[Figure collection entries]
________________________

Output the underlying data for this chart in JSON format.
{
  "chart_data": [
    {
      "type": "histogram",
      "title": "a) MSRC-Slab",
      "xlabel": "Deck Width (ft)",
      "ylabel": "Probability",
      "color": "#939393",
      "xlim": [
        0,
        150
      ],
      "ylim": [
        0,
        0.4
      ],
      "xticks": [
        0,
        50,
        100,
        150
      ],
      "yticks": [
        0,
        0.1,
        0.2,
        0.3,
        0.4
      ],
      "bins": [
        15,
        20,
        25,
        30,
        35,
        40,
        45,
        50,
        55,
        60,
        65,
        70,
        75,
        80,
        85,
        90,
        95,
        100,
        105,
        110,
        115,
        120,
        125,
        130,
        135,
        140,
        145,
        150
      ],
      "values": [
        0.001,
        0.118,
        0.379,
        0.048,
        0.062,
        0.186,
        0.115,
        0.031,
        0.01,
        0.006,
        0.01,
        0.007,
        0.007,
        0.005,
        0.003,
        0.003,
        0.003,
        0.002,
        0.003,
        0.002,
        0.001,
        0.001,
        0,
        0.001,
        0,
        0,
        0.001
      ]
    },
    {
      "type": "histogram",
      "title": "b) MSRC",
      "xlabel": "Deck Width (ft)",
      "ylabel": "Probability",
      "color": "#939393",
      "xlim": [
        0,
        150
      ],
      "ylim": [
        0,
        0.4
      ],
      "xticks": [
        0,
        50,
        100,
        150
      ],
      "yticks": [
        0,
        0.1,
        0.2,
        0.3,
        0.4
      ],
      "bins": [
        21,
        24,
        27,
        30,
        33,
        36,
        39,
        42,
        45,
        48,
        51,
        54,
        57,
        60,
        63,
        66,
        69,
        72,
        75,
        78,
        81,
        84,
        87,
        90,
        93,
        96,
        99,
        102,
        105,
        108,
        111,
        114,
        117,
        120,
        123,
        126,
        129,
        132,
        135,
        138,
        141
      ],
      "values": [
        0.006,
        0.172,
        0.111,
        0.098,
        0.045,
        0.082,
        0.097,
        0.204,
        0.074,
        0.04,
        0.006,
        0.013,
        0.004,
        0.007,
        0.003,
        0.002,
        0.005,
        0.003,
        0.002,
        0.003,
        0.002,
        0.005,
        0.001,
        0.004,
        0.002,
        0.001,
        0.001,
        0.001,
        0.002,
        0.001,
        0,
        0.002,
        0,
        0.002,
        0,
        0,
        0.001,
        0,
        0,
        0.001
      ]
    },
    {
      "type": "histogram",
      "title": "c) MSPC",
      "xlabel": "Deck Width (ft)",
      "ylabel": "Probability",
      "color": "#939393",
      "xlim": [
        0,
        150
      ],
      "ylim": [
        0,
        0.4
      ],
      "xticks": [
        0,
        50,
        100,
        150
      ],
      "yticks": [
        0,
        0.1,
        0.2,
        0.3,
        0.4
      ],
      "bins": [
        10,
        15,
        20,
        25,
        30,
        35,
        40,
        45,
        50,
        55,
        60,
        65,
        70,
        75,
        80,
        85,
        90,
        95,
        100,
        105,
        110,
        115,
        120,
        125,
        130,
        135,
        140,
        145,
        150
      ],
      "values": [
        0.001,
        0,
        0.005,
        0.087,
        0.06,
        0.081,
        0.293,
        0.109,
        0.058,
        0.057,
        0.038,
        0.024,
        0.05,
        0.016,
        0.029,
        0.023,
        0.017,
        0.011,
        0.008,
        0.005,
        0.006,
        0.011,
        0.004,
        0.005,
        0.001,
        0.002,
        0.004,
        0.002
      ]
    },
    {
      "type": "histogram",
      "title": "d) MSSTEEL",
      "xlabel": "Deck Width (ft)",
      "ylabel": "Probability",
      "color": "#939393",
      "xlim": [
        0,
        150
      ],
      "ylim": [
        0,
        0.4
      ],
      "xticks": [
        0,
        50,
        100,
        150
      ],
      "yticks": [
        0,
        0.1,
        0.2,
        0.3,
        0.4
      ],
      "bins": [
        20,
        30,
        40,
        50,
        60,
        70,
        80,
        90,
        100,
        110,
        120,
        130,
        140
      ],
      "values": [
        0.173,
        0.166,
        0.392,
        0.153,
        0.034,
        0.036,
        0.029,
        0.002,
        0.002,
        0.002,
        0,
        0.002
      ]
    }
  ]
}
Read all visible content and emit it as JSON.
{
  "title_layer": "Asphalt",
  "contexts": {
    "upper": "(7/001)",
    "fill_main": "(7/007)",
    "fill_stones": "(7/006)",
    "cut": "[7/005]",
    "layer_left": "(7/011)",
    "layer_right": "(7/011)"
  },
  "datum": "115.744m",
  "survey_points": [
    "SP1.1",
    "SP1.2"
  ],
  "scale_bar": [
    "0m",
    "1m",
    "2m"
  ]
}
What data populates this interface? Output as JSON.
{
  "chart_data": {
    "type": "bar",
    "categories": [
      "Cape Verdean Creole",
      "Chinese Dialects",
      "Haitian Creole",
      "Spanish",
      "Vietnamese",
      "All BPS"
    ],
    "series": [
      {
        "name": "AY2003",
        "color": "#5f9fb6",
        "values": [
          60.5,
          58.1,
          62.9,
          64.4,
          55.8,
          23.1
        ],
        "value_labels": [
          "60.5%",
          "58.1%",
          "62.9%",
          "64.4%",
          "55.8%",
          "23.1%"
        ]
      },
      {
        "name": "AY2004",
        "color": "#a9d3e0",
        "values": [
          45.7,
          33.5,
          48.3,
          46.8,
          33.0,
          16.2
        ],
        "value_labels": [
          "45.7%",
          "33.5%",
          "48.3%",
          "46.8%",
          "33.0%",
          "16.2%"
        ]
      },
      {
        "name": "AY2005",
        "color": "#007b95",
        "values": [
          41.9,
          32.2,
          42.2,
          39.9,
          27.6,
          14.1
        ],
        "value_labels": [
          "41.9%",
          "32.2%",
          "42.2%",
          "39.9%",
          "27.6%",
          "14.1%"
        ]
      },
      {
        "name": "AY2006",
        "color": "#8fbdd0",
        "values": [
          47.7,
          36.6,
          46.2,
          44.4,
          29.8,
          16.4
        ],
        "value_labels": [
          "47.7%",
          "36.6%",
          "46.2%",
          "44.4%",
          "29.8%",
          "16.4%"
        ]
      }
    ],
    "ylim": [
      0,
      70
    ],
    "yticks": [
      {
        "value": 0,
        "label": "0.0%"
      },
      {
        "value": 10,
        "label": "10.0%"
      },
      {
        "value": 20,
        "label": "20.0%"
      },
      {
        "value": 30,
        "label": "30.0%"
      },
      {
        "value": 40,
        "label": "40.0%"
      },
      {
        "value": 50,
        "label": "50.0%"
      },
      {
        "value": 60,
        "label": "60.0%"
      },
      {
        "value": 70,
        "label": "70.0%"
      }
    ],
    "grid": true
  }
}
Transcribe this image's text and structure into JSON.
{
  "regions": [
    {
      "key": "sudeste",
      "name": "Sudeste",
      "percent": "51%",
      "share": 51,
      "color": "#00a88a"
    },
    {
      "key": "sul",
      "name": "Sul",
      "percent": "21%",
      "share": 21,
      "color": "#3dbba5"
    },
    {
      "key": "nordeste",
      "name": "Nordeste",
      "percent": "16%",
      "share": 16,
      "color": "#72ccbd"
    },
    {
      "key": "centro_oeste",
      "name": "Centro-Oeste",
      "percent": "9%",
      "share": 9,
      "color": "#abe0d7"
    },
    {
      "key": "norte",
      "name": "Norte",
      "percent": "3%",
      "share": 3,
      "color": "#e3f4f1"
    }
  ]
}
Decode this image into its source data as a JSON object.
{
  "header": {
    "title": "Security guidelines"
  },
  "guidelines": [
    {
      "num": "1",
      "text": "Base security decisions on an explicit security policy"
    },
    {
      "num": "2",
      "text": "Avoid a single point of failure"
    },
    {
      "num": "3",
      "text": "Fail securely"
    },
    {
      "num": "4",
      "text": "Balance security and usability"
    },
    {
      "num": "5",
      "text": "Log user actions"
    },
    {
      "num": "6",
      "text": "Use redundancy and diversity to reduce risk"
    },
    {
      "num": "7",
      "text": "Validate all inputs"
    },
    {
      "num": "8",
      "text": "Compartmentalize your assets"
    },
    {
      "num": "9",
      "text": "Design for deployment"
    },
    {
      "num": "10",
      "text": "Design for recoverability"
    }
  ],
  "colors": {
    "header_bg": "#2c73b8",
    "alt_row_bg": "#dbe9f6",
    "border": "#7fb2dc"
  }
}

________________________

Set exercise →
Looking at the records above, report how many lines contain the word "percent". Answer with the number only.

Answer for this exercise →
5